- **Do this**
Locate and copy all lines bearing the word "Media".

Source data
— Start —
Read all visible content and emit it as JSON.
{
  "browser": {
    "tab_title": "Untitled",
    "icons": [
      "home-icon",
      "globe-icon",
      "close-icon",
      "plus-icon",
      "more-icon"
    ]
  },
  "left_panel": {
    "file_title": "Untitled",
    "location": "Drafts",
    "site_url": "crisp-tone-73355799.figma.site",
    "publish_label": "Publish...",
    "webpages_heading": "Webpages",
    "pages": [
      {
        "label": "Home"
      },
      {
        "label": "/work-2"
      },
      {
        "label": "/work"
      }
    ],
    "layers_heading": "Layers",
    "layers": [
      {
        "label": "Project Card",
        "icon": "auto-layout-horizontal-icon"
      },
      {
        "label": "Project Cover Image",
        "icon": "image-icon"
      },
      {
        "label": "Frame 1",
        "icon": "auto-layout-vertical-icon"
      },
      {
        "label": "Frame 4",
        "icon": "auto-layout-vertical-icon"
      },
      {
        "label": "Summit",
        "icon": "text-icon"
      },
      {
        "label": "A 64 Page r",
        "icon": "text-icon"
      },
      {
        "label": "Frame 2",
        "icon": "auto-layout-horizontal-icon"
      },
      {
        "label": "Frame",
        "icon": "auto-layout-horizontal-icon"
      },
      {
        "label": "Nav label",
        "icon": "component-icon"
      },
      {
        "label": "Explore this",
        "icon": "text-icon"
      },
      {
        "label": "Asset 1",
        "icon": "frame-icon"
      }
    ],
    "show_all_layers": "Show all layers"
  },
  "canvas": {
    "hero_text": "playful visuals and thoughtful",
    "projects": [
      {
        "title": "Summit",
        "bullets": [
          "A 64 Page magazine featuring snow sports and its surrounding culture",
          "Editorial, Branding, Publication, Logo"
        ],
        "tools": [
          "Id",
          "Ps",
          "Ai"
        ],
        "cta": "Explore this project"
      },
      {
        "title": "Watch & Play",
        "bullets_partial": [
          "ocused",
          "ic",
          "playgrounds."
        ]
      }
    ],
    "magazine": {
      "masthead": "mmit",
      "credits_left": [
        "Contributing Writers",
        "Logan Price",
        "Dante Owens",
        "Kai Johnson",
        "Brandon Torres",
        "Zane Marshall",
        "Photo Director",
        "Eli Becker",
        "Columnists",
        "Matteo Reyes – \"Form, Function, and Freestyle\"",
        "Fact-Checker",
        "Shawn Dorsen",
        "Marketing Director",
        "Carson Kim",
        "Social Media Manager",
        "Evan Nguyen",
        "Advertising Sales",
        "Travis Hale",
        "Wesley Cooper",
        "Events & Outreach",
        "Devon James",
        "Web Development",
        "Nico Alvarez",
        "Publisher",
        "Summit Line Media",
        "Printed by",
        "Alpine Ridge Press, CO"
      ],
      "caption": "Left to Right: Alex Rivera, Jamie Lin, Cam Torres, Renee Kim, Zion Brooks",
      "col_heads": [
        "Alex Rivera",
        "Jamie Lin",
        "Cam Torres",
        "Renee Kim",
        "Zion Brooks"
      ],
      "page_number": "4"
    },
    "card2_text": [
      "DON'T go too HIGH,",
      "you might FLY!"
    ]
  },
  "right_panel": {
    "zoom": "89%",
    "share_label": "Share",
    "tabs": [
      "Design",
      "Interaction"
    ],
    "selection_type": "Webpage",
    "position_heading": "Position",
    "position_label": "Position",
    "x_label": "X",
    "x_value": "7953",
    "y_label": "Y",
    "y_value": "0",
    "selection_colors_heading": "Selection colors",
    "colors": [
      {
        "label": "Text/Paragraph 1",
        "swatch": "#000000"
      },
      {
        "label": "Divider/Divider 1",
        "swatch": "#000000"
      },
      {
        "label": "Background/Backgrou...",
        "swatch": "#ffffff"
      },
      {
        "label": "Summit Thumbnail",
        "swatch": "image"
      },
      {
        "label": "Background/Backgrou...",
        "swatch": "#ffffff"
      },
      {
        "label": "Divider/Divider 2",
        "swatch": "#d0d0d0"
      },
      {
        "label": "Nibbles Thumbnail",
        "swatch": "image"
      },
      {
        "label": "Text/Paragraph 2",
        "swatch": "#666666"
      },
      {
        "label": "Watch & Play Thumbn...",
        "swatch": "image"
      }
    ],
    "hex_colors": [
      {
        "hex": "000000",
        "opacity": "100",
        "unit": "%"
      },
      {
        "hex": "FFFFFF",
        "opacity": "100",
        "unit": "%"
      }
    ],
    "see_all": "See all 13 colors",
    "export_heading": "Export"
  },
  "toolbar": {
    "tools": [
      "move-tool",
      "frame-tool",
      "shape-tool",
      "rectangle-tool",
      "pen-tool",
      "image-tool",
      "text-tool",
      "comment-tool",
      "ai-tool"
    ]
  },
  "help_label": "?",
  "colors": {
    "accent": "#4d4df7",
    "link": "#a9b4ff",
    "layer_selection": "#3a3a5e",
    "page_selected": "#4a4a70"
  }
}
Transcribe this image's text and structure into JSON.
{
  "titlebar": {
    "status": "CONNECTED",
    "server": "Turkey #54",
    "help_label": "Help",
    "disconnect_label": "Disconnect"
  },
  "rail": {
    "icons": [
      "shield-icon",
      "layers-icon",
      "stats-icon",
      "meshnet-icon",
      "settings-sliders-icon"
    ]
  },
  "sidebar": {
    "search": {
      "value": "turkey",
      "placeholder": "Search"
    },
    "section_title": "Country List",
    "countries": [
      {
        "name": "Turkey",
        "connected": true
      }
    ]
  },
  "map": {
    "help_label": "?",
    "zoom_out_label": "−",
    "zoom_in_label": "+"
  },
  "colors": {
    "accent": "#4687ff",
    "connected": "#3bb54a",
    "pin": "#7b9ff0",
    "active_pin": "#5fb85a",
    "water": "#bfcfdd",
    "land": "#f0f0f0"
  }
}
— End —
- **Task result**
        "Social Media Manager",
        "Summit Line Media",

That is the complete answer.